### WHAT IS EXPECTED
Gather each line containing the string "location" from these entries.

[A block of data]

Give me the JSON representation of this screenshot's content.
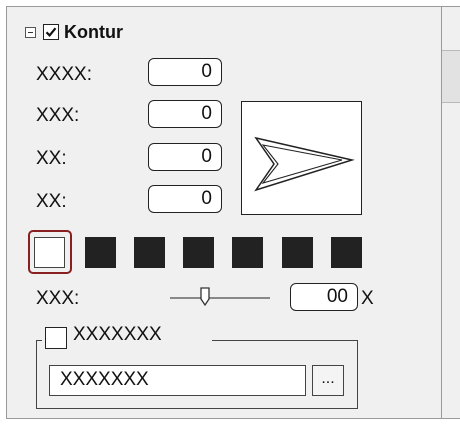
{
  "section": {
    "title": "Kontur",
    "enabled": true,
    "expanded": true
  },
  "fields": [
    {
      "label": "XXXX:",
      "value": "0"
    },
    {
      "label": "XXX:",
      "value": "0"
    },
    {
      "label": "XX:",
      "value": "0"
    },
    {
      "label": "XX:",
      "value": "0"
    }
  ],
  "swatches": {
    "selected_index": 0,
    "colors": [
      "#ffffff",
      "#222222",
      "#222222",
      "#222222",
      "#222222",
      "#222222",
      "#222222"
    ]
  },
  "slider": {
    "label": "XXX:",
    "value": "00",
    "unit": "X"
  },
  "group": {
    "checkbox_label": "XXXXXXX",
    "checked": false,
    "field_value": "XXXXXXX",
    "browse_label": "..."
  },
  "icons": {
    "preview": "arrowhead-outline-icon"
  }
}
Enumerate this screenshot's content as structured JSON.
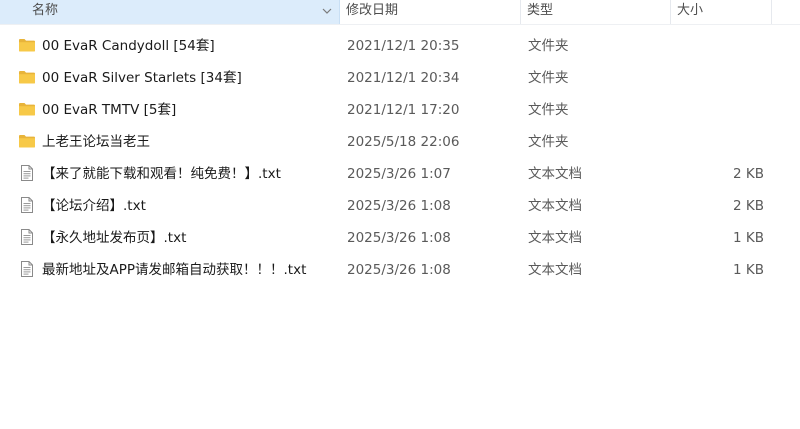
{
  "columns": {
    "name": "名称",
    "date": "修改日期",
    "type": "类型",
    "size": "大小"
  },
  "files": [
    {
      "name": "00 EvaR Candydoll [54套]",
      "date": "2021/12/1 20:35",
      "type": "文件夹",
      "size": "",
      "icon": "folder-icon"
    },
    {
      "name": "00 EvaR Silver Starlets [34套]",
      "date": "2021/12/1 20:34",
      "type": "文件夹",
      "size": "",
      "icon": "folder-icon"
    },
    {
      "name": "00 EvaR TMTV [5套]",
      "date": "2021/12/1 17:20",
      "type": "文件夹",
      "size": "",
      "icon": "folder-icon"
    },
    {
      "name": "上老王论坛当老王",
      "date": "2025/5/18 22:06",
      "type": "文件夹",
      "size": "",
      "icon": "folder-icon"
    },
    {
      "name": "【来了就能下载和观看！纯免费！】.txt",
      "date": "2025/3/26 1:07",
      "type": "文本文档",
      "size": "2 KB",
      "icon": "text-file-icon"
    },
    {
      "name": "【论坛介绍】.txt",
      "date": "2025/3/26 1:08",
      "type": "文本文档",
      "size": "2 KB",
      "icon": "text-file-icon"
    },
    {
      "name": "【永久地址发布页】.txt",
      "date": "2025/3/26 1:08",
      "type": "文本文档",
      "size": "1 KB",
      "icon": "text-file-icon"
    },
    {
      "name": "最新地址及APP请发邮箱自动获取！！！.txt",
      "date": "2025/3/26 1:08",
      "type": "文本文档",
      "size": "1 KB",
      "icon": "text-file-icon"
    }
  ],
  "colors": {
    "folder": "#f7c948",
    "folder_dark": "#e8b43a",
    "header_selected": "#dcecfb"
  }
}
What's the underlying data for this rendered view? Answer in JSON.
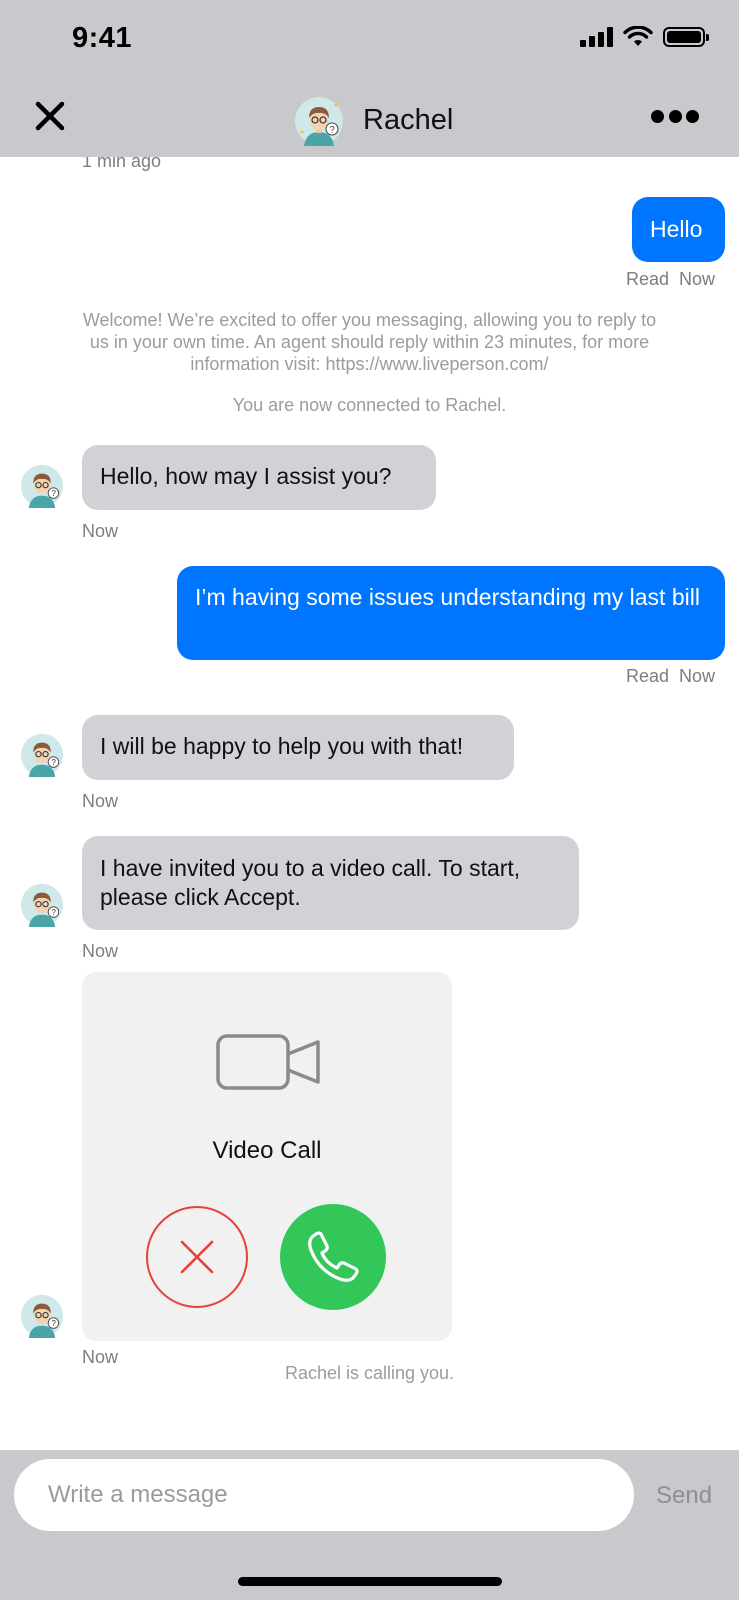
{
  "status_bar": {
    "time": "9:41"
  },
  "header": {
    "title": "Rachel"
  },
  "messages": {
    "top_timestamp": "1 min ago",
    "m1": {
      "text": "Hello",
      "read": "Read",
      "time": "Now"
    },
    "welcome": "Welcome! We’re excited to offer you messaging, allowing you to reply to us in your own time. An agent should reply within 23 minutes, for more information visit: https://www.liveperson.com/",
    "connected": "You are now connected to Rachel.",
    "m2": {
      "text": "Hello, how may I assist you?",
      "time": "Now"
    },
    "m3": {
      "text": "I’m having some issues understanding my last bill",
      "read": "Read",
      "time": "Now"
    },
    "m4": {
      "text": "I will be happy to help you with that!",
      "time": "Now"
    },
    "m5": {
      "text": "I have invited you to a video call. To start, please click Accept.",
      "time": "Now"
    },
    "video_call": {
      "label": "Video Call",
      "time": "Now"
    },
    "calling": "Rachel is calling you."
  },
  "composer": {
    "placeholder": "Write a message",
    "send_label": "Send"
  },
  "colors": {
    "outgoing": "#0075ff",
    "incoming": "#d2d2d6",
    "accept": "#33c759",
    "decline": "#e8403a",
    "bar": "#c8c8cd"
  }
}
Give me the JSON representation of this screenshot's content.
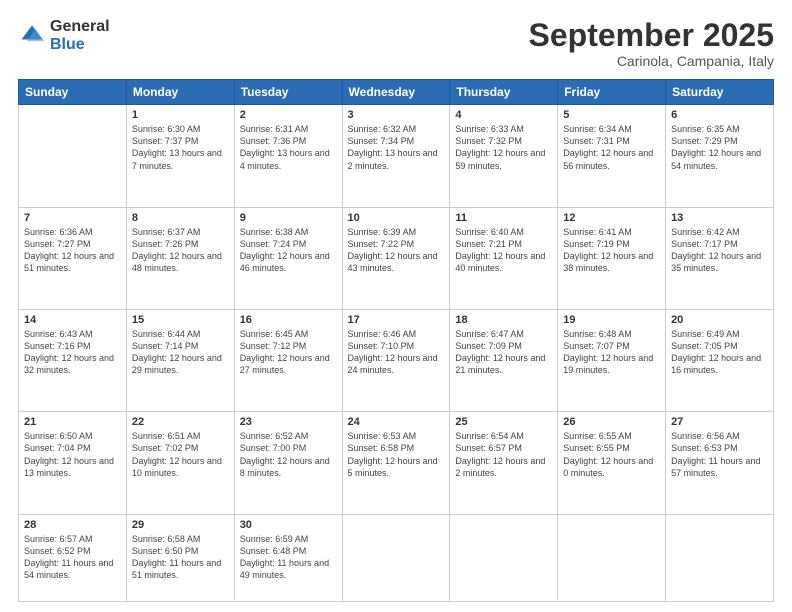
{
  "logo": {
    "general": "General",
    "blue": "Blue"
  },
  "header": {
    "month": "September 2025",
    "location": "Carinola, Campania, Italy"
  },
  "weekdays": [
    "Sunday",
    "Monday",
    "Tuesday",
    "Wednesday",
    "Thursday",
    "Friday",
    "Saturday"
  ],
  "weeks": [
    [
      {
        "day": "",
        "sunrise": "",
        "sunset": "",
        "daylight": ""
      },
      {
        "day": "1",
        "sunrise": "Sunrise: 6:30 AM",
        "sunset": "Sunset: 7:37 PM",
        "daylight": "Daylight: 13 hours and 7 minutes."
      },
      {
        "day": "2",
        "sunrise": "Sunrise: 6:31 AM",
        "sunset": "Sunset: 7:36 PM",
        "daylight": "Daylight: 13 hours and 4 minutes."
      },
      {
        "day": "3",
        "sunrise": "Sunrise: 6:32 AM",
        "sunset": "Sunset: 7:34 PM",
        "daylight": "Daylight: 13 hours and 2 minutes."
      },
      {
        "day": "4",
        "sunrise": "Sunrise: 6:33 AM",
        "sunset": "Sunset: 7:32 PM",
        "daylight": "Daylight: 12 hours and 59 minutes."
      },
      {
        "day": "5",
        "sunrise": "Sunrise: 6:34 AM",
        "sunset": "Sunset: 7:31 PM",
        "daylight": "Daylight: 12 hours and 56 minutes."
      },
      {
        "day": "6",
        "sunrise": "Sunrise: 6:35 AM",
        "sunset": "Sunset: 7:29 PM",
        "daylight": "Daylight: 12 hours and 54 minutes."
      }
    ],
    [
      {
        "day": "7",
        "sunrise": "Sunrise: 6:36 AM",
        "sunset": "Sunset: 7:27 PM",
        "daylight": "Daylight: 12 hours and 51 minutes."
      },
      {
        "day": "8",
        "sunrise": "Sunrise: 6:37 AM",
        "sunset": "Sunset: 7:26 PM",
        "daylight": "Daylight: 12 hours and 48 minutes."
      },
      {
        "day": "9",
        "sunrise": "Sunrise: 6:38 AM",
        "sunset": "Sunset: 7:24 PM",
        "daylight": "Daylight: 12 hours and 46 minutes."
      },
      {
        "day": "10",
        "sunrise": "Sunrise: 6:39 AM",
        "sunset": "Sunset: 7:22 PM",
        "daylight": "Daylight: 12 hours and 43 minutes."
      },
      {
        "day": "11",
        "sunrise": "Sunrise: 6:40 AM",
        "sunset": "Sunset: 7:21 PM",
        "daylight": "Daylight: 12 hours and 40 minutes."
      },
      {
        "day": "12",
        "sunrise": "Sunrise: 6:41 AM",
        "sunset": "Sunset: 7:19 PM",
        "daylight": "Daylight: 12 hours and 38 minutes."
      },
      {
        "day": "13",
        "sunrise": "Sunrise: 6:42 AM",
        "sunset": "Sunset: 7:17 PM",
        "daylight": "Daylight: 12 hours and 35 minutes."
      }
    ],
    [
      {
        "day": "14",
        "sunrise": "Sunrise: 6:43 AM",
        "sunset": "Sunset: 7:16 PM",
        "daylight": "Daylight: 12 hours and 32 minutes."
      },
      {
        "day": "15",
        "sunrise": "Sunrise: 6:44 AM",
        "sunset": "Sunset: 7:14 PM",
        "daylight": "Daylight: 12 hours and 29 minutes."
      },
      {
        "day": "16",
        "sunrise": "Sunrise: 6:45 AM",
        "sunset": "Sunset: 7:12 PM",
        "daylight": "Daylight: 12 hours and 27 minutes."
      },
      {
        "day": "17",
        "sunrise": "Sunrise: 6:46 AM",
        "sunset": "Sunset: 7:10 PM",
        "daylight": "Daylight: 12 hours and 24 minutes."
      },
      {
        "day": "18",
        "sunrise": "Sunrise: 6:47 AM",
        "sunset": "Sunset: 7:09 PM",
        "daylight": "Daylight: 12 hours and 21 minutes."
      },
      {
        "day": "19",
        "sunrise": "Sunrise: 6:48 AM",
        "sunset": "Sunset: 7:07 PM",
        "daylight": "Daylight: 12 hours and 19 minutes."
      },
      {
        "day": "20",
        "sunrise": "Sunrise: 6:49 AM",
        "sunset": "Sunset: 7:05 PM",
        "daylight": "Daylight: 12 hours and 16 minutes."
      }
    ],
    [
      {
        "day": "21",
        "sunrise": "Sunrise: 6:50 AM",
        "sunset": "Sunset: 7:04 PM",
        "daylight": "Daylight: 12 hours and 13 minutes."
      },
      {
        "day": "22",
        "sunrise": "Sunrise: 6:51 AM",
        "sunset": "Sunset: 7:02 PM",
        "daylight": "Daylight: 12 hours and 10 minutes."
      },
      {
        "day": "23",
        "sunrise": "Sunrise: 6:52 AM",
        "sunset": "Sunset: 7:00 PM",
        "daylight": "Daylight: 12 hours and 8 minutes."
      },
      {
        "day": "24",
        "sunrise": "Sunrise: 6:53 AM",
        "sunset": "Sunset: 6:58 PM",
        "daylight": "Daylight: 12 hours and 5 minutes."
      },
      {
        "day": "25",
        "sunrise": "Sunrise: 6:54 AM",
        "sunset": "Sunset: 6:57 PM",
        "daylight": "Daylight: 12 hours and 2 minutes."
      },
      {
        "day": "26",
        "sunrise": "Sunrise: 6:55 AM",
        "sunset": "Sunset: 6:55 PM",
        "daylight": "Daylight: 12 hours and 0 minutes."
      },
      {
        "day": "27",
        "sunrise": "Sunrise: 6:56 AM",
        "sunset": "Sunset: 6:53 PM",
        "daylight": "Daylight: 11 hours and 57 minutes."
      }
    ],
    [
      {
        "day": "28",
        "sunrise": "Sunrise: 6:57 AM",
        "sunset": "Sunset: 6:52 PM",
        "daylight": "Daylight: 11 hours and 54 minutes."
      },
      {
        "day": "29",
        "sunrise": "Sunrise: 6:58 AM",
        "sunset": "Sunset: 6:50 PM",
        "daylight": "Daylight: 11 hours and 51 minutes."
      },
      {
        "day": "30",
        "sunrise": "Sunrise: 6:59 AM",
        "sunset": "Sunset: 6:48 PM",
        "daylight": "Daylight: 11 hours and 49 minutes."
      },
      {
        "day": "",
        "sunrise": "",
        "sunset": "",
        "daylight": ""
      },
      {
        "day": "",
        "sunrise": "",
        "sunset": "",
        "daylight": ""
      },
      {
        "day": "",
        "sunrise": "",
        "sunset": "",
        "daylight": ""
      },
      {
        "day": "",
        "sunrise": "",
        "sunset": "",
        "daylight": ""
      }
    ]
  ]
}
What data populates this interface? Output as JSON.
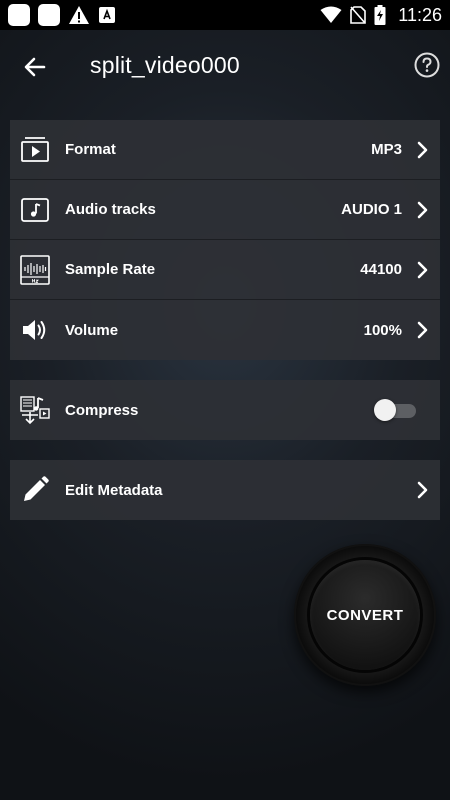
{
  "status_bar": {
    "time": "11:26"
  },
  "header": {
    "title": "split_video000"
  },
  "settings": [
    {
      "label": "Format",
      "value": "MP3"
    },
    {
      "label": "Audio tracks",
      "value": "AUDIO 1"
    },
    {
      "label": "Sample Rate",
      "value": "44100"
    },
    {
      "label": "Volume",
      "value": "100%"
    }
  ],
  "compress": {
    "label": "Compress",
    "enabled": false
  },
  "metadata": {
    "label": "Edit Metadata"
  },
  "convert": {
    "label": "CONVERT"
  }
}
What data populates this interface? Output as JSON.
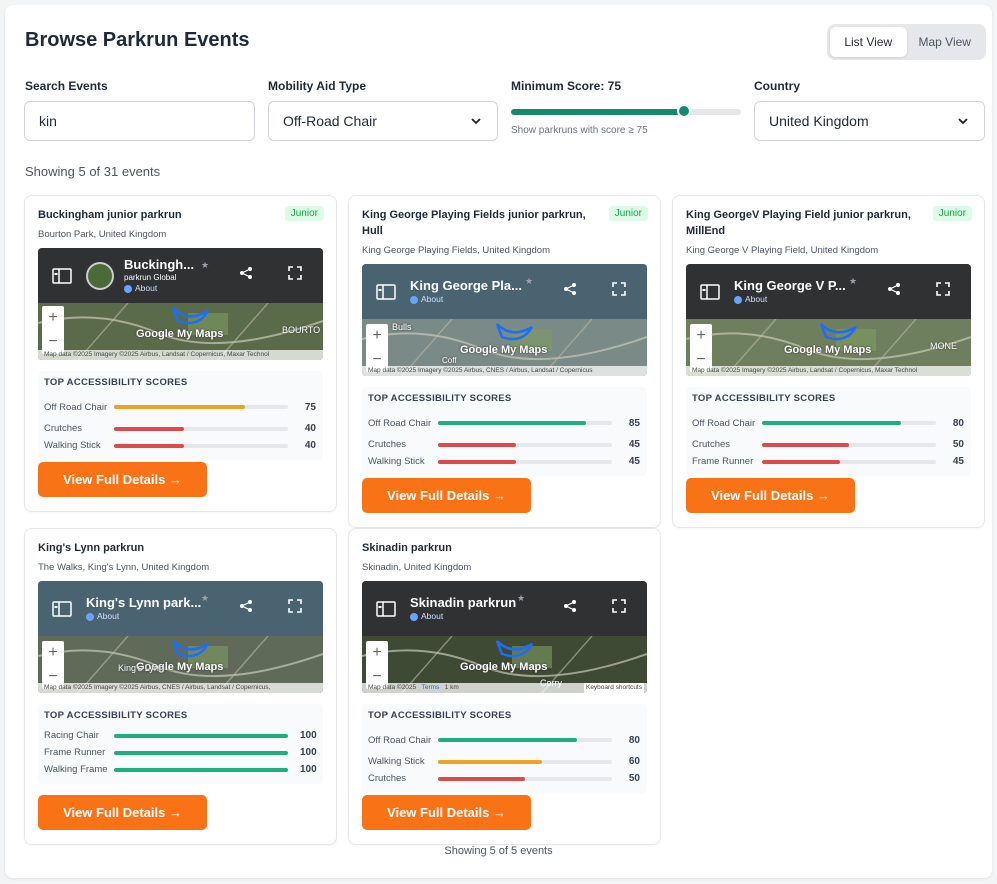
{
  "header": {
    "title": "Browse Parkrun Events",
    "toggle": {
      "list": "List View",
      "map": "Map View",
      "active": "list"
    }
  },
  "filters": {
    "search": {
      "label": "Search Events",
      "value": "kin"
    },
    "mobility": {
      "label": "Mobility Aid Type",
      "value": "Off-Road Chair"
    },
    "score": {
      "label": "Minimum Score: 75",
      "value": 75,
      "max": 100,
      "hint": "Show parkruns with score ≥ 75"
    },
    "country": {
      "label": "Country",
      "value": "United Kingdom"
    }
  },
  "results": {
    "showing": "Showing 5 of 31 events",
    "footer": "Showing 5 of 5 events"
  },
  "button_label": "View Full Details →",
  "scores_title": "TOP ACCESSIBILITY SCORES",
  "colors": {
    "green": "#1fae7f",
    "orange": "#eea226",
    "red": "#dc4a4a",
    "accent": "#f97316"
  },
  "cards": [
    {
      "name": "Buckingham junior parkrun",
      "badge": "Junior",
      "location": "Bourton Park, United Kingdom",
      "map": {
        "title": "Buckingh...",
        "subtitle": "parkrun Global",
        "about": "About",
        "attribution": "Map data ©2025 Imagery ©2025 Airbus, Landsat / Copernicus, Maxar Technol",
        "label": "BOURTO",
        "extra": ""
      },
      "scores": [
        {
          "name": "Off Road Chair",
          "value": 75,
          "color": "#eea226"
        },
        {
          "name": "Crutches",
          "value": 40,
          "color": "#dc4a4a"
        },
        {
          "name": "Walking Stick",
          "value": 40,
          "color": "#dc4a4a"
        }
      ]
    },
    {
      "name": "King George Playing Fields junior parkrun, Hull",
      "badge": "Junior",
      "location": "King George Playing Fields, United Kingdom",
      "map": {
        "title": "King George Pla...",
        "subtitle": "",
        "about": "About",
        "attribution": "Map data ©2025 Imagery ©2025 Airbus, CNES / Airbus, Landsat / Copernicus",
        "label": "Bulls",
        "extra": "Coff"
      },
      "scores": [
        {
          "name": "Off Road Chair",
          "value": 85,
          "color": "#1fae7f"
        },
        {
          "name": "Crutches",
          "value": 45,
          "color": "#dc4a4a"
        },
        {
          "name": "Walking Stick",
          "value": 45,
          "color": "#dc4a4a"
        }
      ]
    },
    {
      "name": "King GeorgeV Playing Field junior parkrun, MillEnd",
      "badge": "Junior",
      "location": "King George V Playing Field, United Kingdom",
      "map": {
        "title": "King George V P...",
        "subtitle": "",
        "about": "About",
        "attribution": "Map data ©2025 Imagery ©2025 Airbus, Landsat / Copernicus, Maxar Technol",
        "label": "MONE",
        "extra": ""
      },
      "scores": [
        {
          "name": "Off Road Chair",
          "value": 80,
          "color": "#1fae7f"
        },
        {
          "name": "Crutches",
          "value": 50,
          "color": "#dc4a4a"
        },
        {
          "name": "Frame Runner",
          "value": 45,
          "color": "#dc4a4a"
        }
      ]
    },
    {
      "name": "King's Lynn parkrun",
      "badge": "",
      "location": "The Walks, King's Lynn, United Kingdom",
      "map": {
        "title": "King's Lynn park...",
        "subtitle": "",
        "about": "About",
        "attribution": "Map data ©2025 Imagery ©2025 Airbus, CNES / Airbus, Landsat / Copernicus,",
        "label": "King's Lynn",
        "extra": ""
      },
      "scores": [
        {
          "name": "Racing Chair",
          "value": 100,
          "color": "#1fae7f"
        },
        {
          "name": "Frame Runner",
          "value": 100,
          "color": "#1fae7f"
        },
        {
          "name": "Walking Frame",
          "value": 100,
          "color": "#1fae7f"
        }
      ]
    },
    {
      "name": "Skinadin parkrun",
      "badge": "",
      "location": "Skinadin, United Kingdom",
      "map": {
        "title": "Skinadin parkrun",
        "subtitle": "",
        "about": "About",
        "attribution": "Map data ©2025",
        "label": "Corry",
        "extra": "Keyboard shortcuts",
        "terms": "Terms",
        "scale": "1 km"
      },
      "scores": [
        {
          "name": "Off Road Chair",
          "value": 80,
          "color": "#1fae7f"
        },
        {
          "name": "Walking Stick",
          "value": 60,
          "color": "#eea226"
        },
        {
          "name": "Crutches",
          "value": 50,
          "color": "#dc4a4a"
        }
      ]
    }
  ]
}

### TASK RESPONSE
    "location": "Carinola, Campania, Italy"
      "location": "Bourton Park, United Kingdom",
      "location": "King George Playing Fields, United Kingdom",
      "location": "King George V Playing Field, United Kingdom",
      "location": "The Walks, King's Lynn, United Kingdom",
      "location": "Skinadin, United Kingdom",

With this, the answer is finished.